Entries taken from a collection
════════════════

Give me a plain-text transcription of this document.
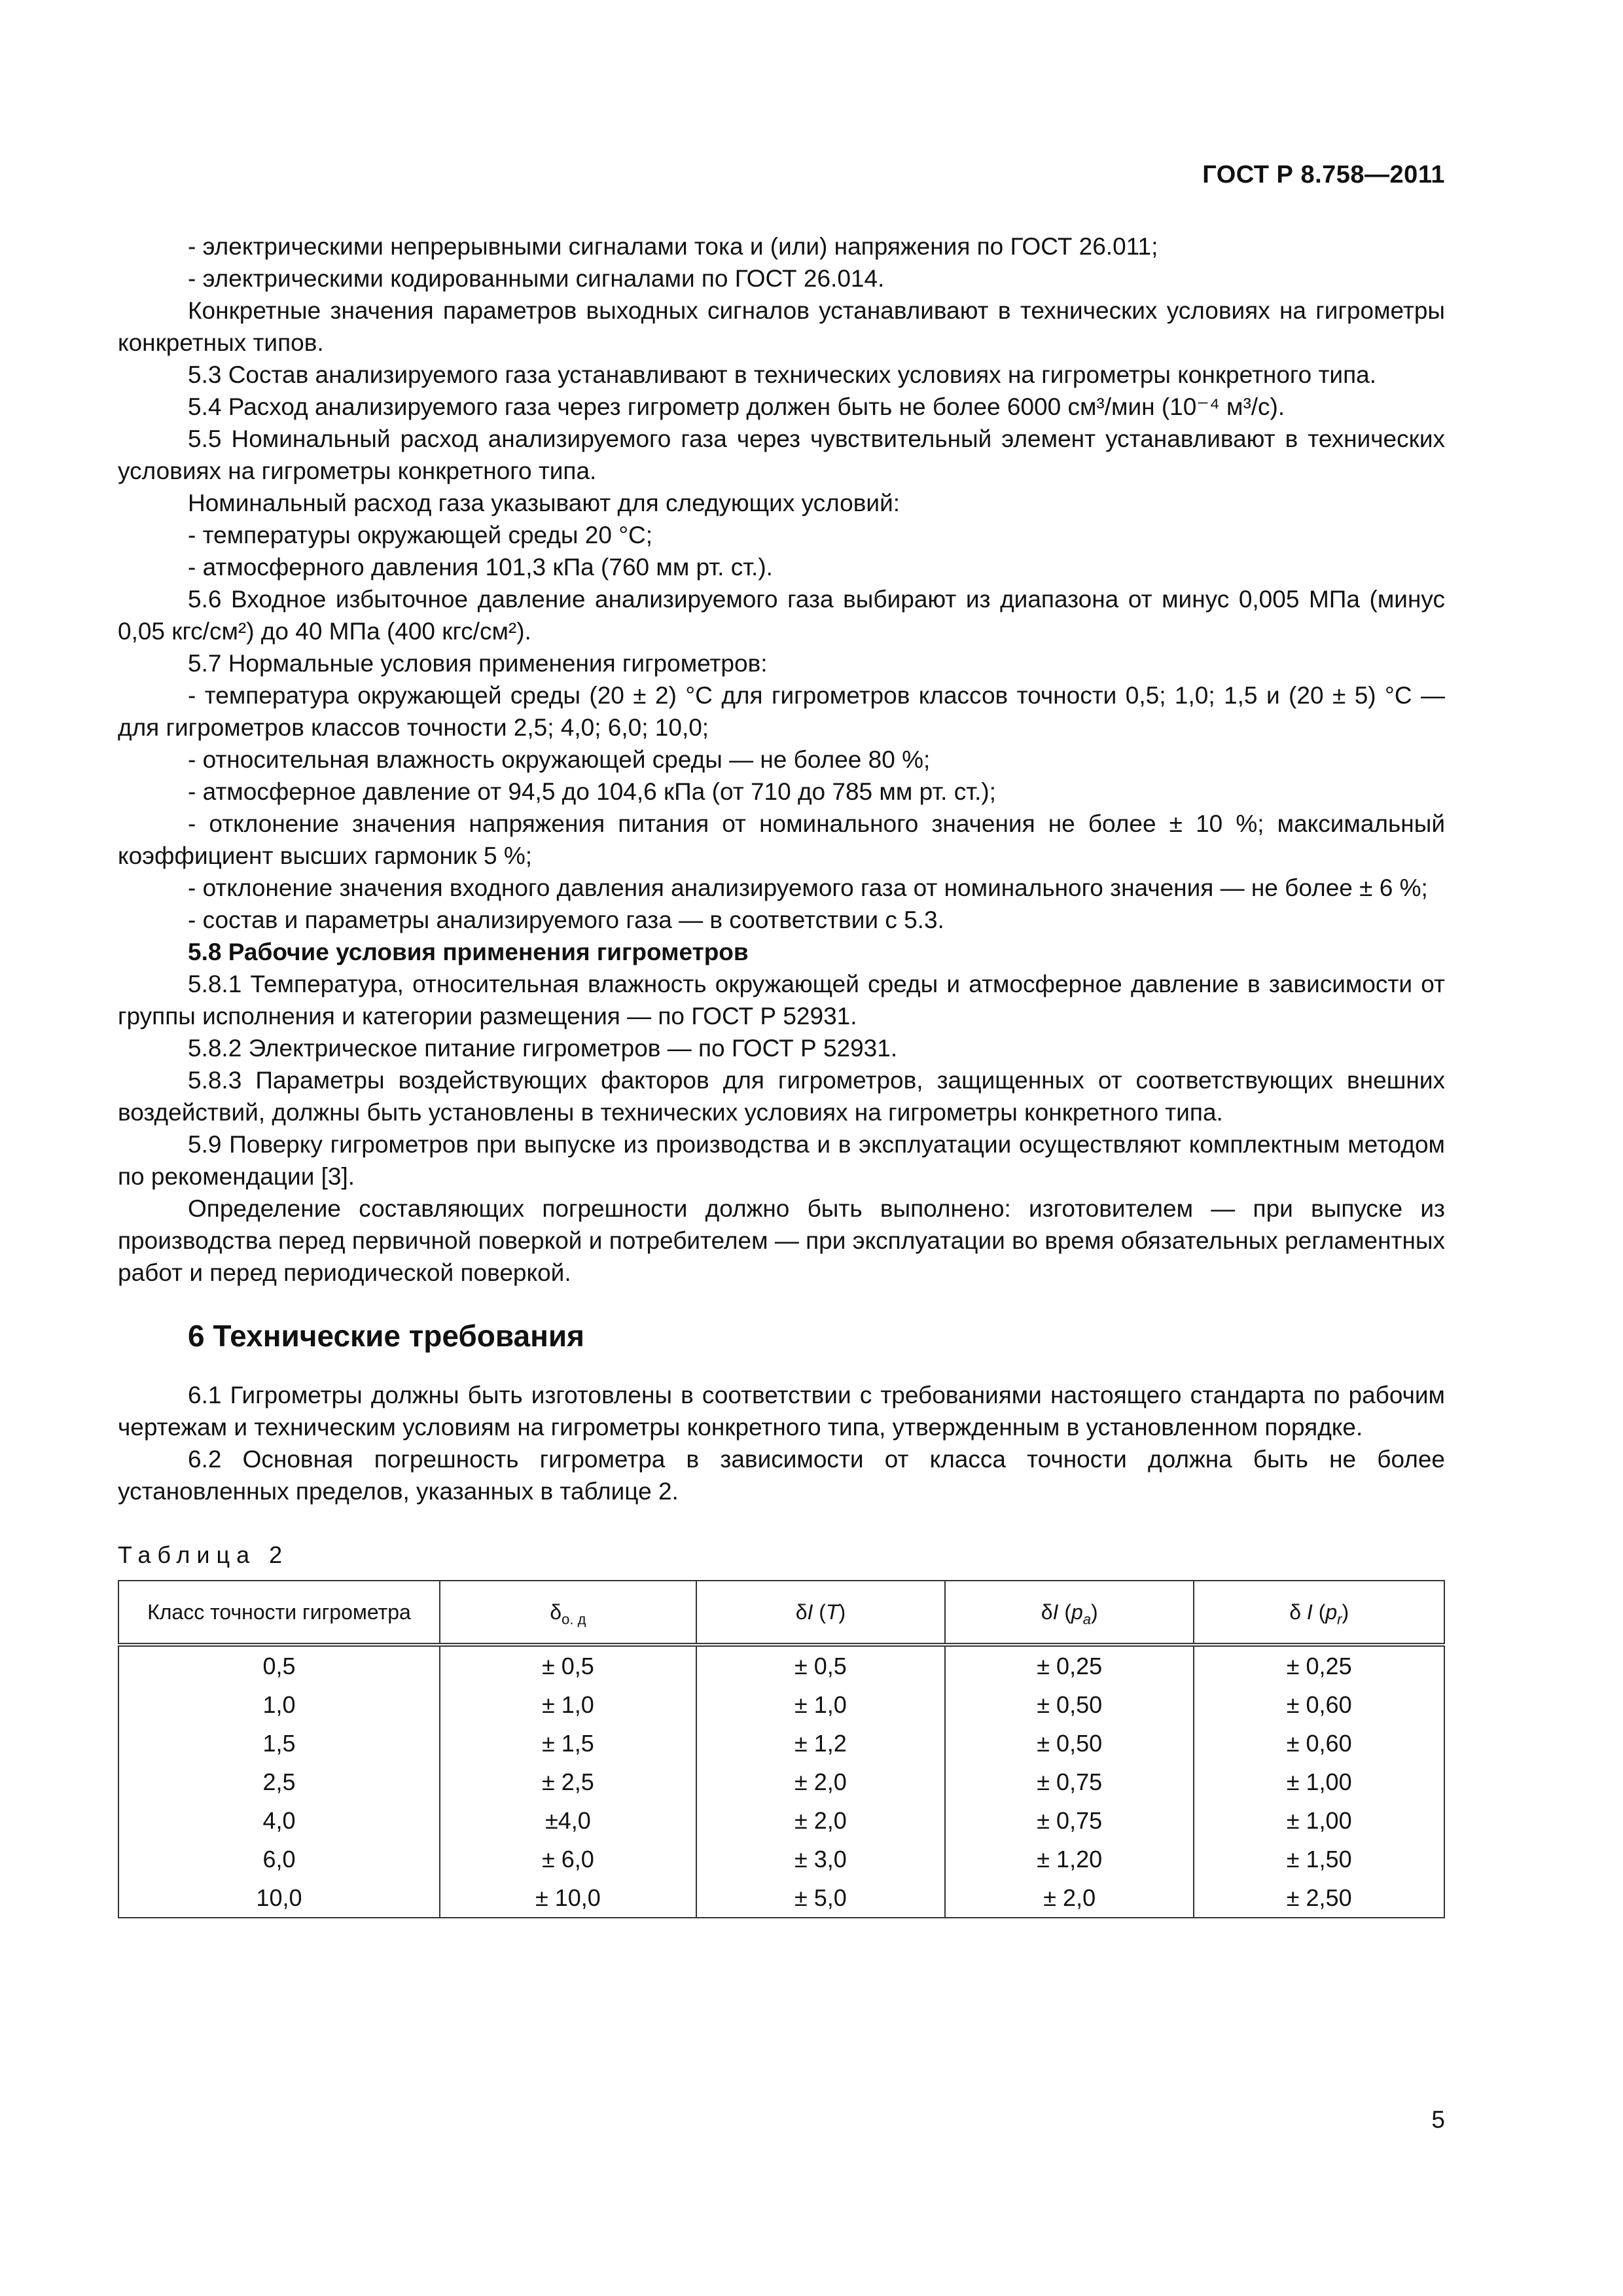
ГОСТ Р 8.758—2011

- электрическими непрерывными сигналами тока и (или) напряжения по ГОСТ 26.011;

- электрическими кодированными сигналами по ГОСТ 26.014.

Конкретные значения параметров выходных сигналов устанавливают в технических условиях на гигрометры конкретных типов.

5.3 Состав анализируемого газа устанавливают в технических условиях на гигрометры конкретного типа.

5.4 Расход анализируемого газа через гигрометр должен быть не более 6000 см³/мин (10⁻⁴ м³/с).

5.5 Номинальный расход анализируемого газа через чувствительный элемент устанавливают в технических условиях на гигрометры конкретного типа.

Номинальный расход газа указывают для следующих условий:

- температуры окружающей среды 20 °С;

- атмосферного давления 101,3 кПа (760 мм рт. ст.).

5.6 Входное избыточное давление анализируемого газа выбирают из диапазона от минус 0,005 МПа (минус 0,05 кгс/см²) до 40 МПа (400 кгс/см²).

5.7 Нормальные условия применения гигрометров:

- температура окружающей среды (20 ± 2) °С для гигрометров классов точности 0,5; 1,0; 1,5 и (20 ± 5) °С — для гигрометров классов точности 2,5; 4,0; 6,0; 10,0;

- относительная влажность окружающей среды — не более 80 %;

- атмосферное давление от 94,5 до 104,6 кПа (от 710 до 785 мм рт. ст.);

- отклонение значения напряжения питания от номинального значения не более ± 10 %; максимальный коэффициент высших гармоник 5 %;

- отклонение значения входного давления анализируемого газа от номинального значения — не более ± 6 %;

- состав и параметры анализируемого газа — в соответствии с 5.3.

5.8 Рабочие условия применения гигрометров

5.8.1 Температура, относительная влажность окружающей среды и атмосферное давление в зависимости от группы исполнения и категории размещения — по ГОСТ Р 52931.

5.8.2 Электрическое питание гигрометров — по ГОСТ Р 52931.

5.8.3 Параметры воздействующих факторов для гигрометров, защищенных от соответствующих внешних воздействий, должны быть установлены в технических условиях на гигрометры конкретного типа.

5.9 Поверку гигрометров при выпуске из производства и в эксплуатации осуществляют комплектным методом по рекомендации [3].

Определение составляющих погрешности должно быть выполнено: изготовителем — при выпуске из производства перед первичной поверкой и потребителем — при эксплуатации во время обязательных регламентных работ и перед периодической поверкой.

6 Технические требования

6.1 Гигрометры должны быть изготовлены в соответствии с требованиями настоящего стандарта по рабочим чертежам и техническим условиям на гигрометры конкретного типа, утвержденным в установленном порядке.

6.2 Основная погрешность гигрометра в зависимости от класса точности должна быть не более установленных пределов, указанных в таблице 2.

Таблица 2
Класс точности гигрометра	$\delta_{о. д}$	δI (T)	δI $(p_a)$	δ I $(p_r)$
0,5	± 0,5	± 0,5	± 0,25	± 0,25
1,0	± 1,0	± 1,0	± 0,50	± 0,60
1,5	± 1,5	± 1,2	± 0,50	± 0,60
2,5	± 2,5	± 2,0	± 0,75	± 1,00
4,0	±4,0	± 2,0	± 0,75	± 1,00
6,0	± 6,0	± 3,0	± 1,20	± 1,50
10,0	± 10,0	± 5,0	± 2,0	± 2,50
5
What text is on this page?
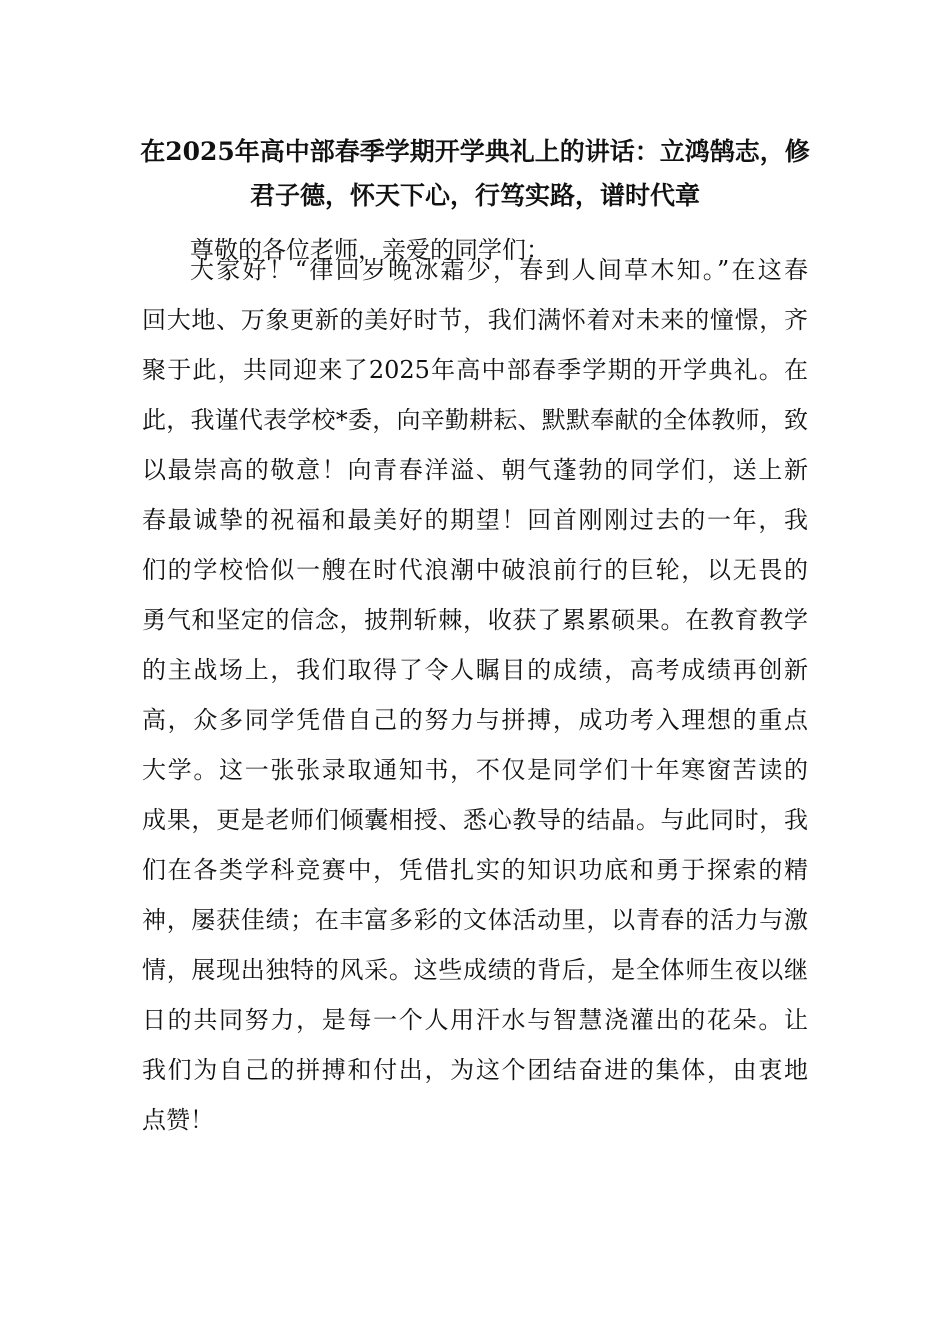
在2025年高中部春季学期开学典礼上的讲话：立鸿鹄志，修
君子德，怀天下心，行笃实路，谱时代章
尊敬的各位老师，亲爱的同学们：
大家好！“律回岁晚冰霜少，春到人间草木知。”在这春
回大地、万象更新的美好时节，我们满怀着对未来的憧憬，齐
聚于此，共同迎来了2025年高中部春季学期的开学典礼。在
此，我谨代表学校*委，向辛勤耕耘、默默奉献的全体教师，致
以最崇高的敬意！向青春洋溢、朝气蓬勃的同学们，送上新
春最诚挚的祝福和最美好的期望！回首刚刚过去的一年，我
们的学校恰似一艘在时代浪潮中破浪前行的巨轮，以无畏的
勇气和坚定的信念，披荆斩棘，收获了累累硕果。在教育教学
的主战场上，我们取得了令人瞩目的成绩，高考成绩再创新
高，众多同学凭借自己的努力与拼搏，成功考入理想的重点
大学。这一张张录取通知书，不仅是同学们十年寒窗苦读的
成果，更是老师们倾囊相授、悉心教导的结晶。与此同时，我
们在各类学科竞赛中，凭借扎实的知识功底和勇于探索的精
神，屡获佳绩；在丰富多彩的文体活动里，以青春的活力与激
情，展现出独特的风采。这些成绩的背后，是全体师生夜以继
日的共同努力，是每一个人用汗水与智慧浇灌出的花朵。让
我们为自己的拼搏和付出，为这个团结奋进的集体，由衷地
点赞！
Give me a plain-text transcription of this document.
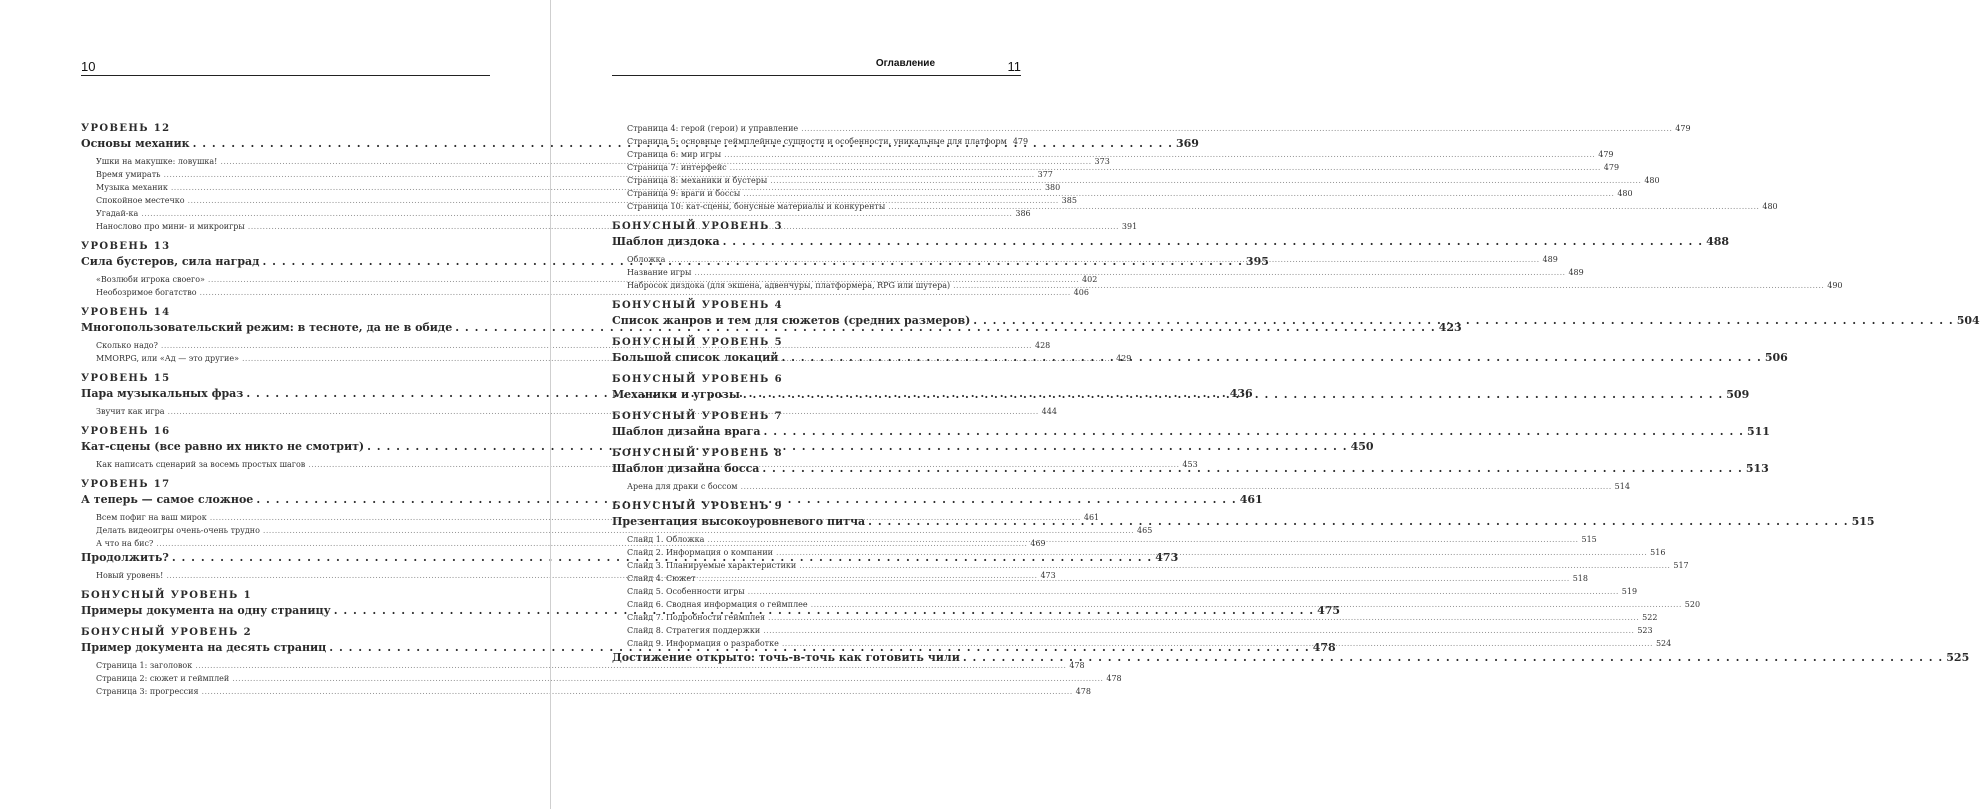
10
УРОВЕНЬ 12
Основы механик . . .	369
Ушки на макушке: ловушка! .....	373
Время умирать .....	377
Музыка механик .....	380
Спокойное местечко .....	385
Угадай-ка .....	386
Нанослово про мини- и микроигры .....	391
УРОВЕНЬ 13
Сила бустеров, сила наград . . .	395
«Возлюби игрока своего» .....	402
Необозримое богатство .....	406
УРОВЕНЬ 14
Многопользовательский режим: в тесноте, да не в обиде . . .	423
Сколько надо? .....	428
MMORPG, или «Ад — это другие» .....	429
УРОВЕНЬ 15
Пара музыкальных фраз . . .	436
Звучит как игра .....	444
УРОВЕНЬ 16
Кат-сцены (все равно их никто не смотрит) . . .	450
Как написать сценарий за восемь простых шагов .....	453
УРОВЕНЬ 17
А теперь — самое сложное . . .	461
Всем пофиг на ваш мирок .....	461
Делать видеоигры очень-очень трудно .....	465
А что на бис? .....	469
Продолжить? . . .	473
Новый уровень! .....	473
БОНУСНЫЙ УРОВЕНЬ 1
Примеры документа на одну страницу . . .	475
БОНУСНЫЙ УРОВЕНЬ 2
Пример документа на десять страниц . . .	478
Страница 1: заголовок .....	478
Страница 2: сюжет и геймплей .....	478
Страница 3: прогрессия .....	478
Оглавление	11
Страница 4: герой (герои) и управление .....	479
Страница 5: основные геймплейные сущности и особенности, уникальные для платформ 479
Страница 6: мир игры .....	479
Страница 7: интерфейс .....	479
Страница 8: механики и бустеры .....	480
Страница 9: враги и боссы .....	480
Страница 10: кат-сцены, бонусные материалы и конкуренты .....	480
БОНУСНЫЙ УРОВЕНЬ 3
Шаблон диздока . . .	488
Обложка .....	489
Название игры .....	489
Набросок диздока (для экшена, адвенчуры, платформера, RPG или шутера) .....	490
БОНУСНЫЙ УРОВЕНЬ 4
Список жанров и тем для сюжетов (средних размеров) . . .	504
БОНУСНЫЙ УРОВЕНЬ 5
Большой список локаций . . .	506
БОНУСНЫЙ УРОВЕНЬ 6
Механики и угрозы . . .	509
БОНУСНЫЙ УРОВЕНЬ 7
Шаблон дизайна врага . . .	511
БОНУСНЫЙ УРОВЕНЬ 8
Шаблон дизайна босса . . .	513
Арена для драки с боссом .....	514
БОНУСНЫЙ УРОВЕНЬ 9
Презентация высокоуровневого питча . . .	515
Слайд 1. Обложка .....	515
Слайд 2. Информация о компании .....	516
Слайд 3. Планируемые характеристики .....	517
Слайд 4. Сюжет .....	518
Слайд 5. Особенности игры .....	519
Слайд 6. Сводная информация о геймплее .....	520
Слайд 7. Подробности геймплея .....	522
Слайд 8. Стратегия поддержки .....	523
Слайд 9. Информация о разработке .....	524
Достижение открыто: точь-в-точь как готовить чили . . .	525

════════════════

» **What this task involves**:
Copy every line of the entries above in which "относительная" occurs.

» **Exercise solution**:
- относительная влажность окружающей среды — не более 80 %;
5.8.1 Температура, относительная влажность окружающей среды и атмосферное давление в зависимости от группы исполнения и категории размещения — по ГОСТ Р 52931.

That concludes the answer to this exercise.